PROBLEM REQUIREMENTS >>
Return the number of lines in which the word "策略路由" appears; add nothing else.
* Begin RECORDS SHOWN *
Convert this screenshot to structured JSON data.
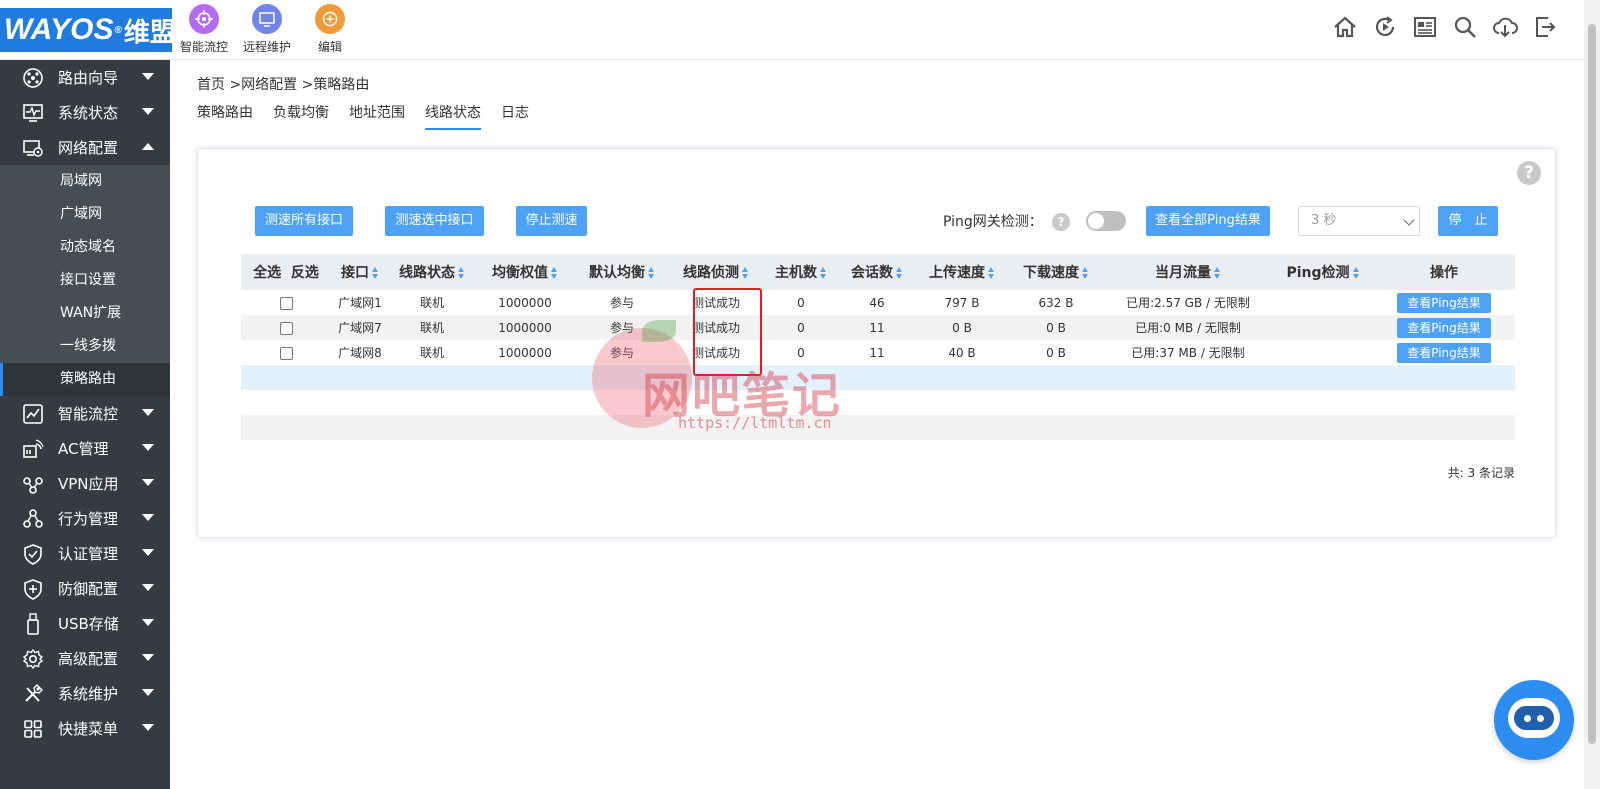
{
  "header": {
    "logo_text": "WAYOS",
    "logo_reg": "®",
    "logo_cn": "维盟",
    "quick_items": [
      {
        "label": "智能流控",
        "color": "#b46bf0",
        "icon": "target-icon"
      },
      {
        "label": "远程维护",
        "color": "#6f86e8",
        "icon": "monitor-icon"
      },
      {
        "label": "编辑",
        "color": "#f29a3a",
        "icon": "plus-circle-icon"
      }
    ],
    "toolbar_icons": [
      "home-icon",
      "refresh-play-icon",
      "news-icon",
      "search-icon",
      "cloud-download-icon",
      "logout-icon"
    ]
  },
  "sidebar": {
    "items": [
      {
        "label": "路由向导",
        "icon": "wizard-icon"
      },
      {
        "label": "系统状态",
        "icon": "monitor-pulse-icon"
      },
      {
        "label": "网络配置",
        "icon": "network-config-icon",
        "expanded": true
      },
      {
        "label": "智能流控",
        "icon": "chart-icon"
      },
      {
        "label": "AC管理",
        "icon": "wifi-icon"
      },
      {
        "label": "VPN应用",
        "icon": "vpn-icon"
      },
      {
        "label": "行为管理",
        "icon": "behavior-icon"
      },
      {
        "label": "认证管理",
        "icon": "shield-check-icon"
      },
      {
        "label": "防御配置",
        "icon": "shield-plus-icon"
      },
      {
        "label": "USB存储",
        "icon": "usb-icon"
      },
      {
        "label": "高级配置",
        "icon": "gear-icon"
      },
      {
        "label": "系统维护",
        "icon": "tools-icon"
      },
      {
        "label": "快捷菜单",
        "icon": "grid-icon"
      }
    ],
    "subitems": [
      "局域网",
      "广域网",
      "动态域名",
      "接口设置",
      "WAN扩展",
      "一线多拨",
      "策略路由"
    ],
    "active_subitem": "策略路由"
  },
  "breadcrumb": "首页 >网络配置 >策略路由",
  "tabs": [
    {
      "label": "策略路由"
    },
    {
      "label": "负载均衡"
    },
    {
      "label": "地址范围"
    },
    {
      "label": "线路状态",
      "active": true
    },
    {
      "label": "日志"
    }
  ],
  "toolbar": {
    "speed_all": "测速所有接口",
    "speed_selected": "测速选中接口",
    "stop_speed": "停止测速",
    "ping_label": "Ping网关检测：",
    "ping_toggle_on": false,
    "view_all_ping": "查看全部Ping结果",
    "interval_value": "3 秒",
    "stop": "停　止"
  },
  "table": {
    "headers": {
      "select_all": "全选",
      "invert": "反选",
      "cols": [
        "接口",
        "线路状态",
        "均衡权值",
        "默认均衡",
        "线路侦测",
        "主机数",
        "会话数",
        "上传速度",
        "下载速度",
        "当月流量",
        "Ping检测",
        "操作"
      ]
    },
    "rows": [
      {
        "iface": "广域网1",
        "status": "联机",
        "weight": "1000000",
        "balance": "参与",
        "detect": "测试成功",
        "hosts": "0",
        "sessions": "46",
        "up": "797 B",
        "down": "632 B",
        "traffic": "已用:2.57 GB / 无限制",
        "ping": "",
        "action": "查看Ping结果"
      },
      {
        "iface": "广域网7",
        "status": "联机",
        "weight": "1000000",
        "balance": "参与",
        "detect": "测试成功",
        "hosts": "0",
        "sessions": "11",
        "up": "0 B",
        "down": "0 B",
        "traffic": "已用:0 MB / 无限制",
        "ping": "",
        "action": "查看Ping结果"
      },
      {
        "iface": "广域网8",
        "status": "联机",
        "weight": "1000000",
        "balance": "参与",
        "detect": "测试成功",
        "hosts": "0",
        "sessions": "11",
        "up": "40 B",
        "down": "0 B",
        "traffic": "已用:37 MB / 无限制",
        "ping": "",
        "action": "查看Ping结果"
      }
    ],
    "total": "共: 3 条记录"
  },
  "watermark": {
    "text": "网吧笔记",
    "url": "https://ltmltm.cn"
  },
  "colors": {
    "accent": "#2d8cf0",
    "button": "#4ea2f5",
    "sidebar": "#353b40",
    "highlight_box": "#e02020"
  }
}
* End RECORDS SHOWN *
WRITTEN ANSWER >>
4